*What you have to do*
Reproduce the listing below verbatim, preserving every line in its original order.
++++++++++++++++++++
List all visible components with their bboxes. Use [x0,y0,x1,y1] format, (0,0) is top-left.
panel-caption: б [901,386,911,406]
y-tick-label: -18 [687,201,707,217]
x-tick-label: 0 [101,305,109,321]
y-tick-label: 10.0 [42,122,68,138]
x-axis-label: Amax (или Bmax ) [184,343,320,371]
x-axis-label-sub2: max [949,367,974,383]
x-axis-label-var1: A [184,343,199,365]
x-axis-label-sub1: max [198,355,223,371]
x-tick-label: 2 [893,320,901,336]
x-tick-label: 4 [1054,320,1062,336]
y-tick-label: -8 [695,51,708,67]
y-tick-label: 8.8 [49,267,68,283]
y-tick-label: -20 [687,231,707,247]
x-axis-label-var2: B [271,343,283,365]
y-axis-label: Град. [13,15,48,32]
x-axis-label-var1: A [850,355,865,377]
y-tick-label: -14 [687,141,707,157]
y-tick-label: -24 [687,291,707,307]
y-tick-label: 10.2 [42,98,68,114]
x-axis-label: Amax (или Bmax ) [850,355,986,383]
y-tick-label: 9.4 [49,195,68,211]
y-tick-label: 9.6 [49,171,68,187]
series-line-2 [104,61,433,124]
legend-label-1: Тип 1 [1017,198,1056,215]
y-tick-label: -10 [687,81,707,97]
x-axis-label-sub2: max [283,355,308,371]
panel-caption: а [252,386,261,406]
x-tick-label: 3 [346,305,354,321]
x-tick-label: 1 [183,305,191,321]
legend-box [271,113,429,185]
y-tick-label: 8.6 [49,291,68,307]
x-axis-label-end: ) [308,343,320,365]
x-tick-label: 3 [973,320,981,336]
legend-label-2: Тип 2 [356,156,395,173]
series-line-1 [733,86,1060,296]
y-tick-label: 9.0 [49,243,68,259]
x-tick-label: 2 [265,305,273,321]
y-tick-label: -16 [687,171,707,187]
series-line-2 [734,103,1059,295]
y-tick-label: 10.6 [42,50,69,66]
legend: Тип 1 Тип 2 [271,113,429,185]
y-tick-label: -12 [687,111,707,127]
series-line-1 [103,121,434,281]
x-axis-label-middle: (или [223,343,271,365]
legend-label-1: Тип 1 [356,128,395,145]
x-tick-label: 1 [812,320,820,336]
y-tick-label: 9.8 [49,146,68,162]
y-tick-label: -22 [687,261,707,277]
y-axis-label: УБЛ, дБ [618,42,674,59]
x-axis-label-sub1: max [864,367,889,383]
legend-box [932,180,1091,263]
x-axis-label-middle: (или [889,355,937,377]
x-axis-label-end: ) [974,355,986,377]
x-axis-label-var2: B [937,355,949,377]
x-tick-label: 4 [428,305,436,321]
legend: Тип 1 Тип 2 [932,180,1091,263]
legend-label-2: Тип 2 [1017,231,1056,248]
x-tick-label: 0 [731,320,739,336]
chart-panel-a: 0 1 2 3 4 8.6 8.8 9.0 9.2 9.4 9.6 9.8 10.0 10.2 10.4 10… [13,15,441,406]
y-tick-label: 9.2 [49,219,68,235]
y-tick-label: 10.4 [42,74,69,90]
++++++++++++++++++++
*Reply to the exercise*
List all visible components with their bboxes. Use [x0,y0,x1,y1] format, (0,0) is top-left.
panel-caption: б [901,386,911,406]
y-tick-label: -18 [687,201,707,217]
x-tick-label: 0 [101,305,109,321]
y-tick-label: 10.0 [42,122,68,138]
x-axis-label: Amax (или Bmax ) [184,343,320,371]
x-axis-label-sub2: max [949,367,974,383]
x-axis-label-var1: A [184,343,199,365]
x-axis-label-sub1: max [198,355,223,371]
x-tick-label: 2 [893,320,901,336]
x-tick-label: 4 [1054,320,1062,336]
y-tick-label: -8 [695,51,708,67]
y-tick-label: 8.8 [49,267,68,283]
y-tick-label: -20 [687,231,707,247]
x-axis-label-var2: B [271,343,283,365]
y-axis-label: Град. [13,15,48,32]
x-axis-label-var1: A [850,355,865,377]
y-tick-label: -14 [687,141,707,157]
y-tick-label: -24 [687,291,707,307]
y-tick-label: 10.2 [42,98,68,114]
x-axis-label: Amax (или Bmax ) [850,355,986,383]
y-tick-label: 9.4 [49,195,68,211]
y-tick-label: 9.6 [49,171,68,187]
series-line-2 [104,61,433,124]
legend-label-1: Тип 1 [1017,198,1056,215]
y-tick-label: -10 [687,81,707,97]
x-axis-label-sub2: max [283,355,308,371]
panel-caption: а [252,386,261,406]
x-tick-label: 3 [346,305,354,321]
x-tick-label: 1 [183,305,191,321]
legend-box [271,113,429,185]
y-tick-label: 8.6 [49,291,68,307]
x-axis-label-end: ) [308,343,320,365]
x-tick-label: 3 [973,320,981,336]
legend-label-2: Тип 2 [356,156,395,173]
series-line-1 [733,86,1060,296]
y-tick-label: 9.0 [49,243,68,259]
x-tick-label: 2 [265,305,273,321]
y-tick-label: -16 [687,171,707,187]
series-line-2 [734,103,1059,295]
y-tick-label: 10.6 [42,50,69,66]
legend: Тип 1 Тип 2 [271,113,429,185]
y-tick-label: -12 [687,111,707,127]
series-line-1 [103,121,434,281]
x-axis-label-middle: (или [223,343,271,365]
legend-label-1: Тип 1 [356,128,395,145]
x-tick-label: 1 [812,320,820,336]
y-tick-label: 9.8 [49,146,68,162]
y-tick-label: -22 [687,261,707,277]
y-axis-label: УБЛ, дБ [618,42,674,59]
x-axis-label-sub1: max [864,367,889,383]
legend-box [932,180,1091,263]
x-axis-label-middle: (или [889,355,937,377]
x-axis-label-end: ) [974,355,986,377]
x-axis-label-var2: B [937,355,949,377]
x-tick-label: 4 [428,305,436,321]
legend: Тип 1 Тип 2 [932,180,1091,263]
legend-label-2: Тип 2 [1017,231,1056,248]
x-tick-label: 0 [731,320,739,336]
chart-panel-a: 0 1 2 3 4 8.6 8.8 9.0 9.2 9.4 9.6 9.8 10.0 10.2 10.4 10… [13,15,441,406]
y-tick-label: 9.2 [49,219,68,235]
y-tick-label: 10.4 [42,74,69,90]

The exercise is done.